◆ WHAT THIS TASK INVOLVES: Within the records that follow, determine how many lines include the word "Muscular". State the number and nothing further.

◆ DATA RECORDS:
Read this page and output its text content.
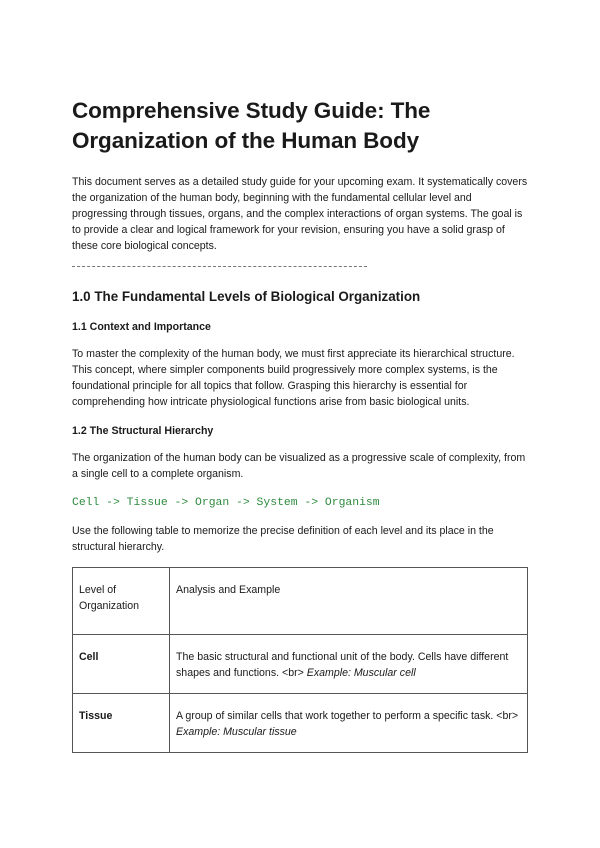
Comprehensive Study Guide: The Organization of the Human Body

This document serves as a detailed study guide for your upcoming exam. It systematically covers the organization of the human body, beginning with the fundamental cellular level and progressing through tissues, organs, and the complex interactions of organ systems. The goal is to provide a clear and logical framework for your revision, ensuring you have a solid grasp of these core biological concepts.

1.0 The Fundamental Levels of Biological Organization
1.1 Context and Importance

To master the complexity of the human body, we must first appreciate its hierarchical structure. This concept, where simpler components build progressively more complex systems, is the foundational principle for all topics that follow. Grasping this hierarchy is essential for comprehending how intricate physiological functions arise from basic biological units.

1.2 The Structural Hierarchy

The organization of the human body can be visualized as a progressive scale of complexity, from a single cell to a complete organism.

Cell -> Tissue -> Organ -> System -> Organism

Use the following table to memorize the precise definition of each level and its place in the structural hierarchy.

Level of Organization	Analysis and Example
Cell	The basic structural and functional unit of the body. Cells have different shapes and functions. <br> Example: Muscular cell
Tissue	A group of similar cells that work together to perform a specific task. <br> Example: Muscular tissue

◆ EXERCISE RESULT: 2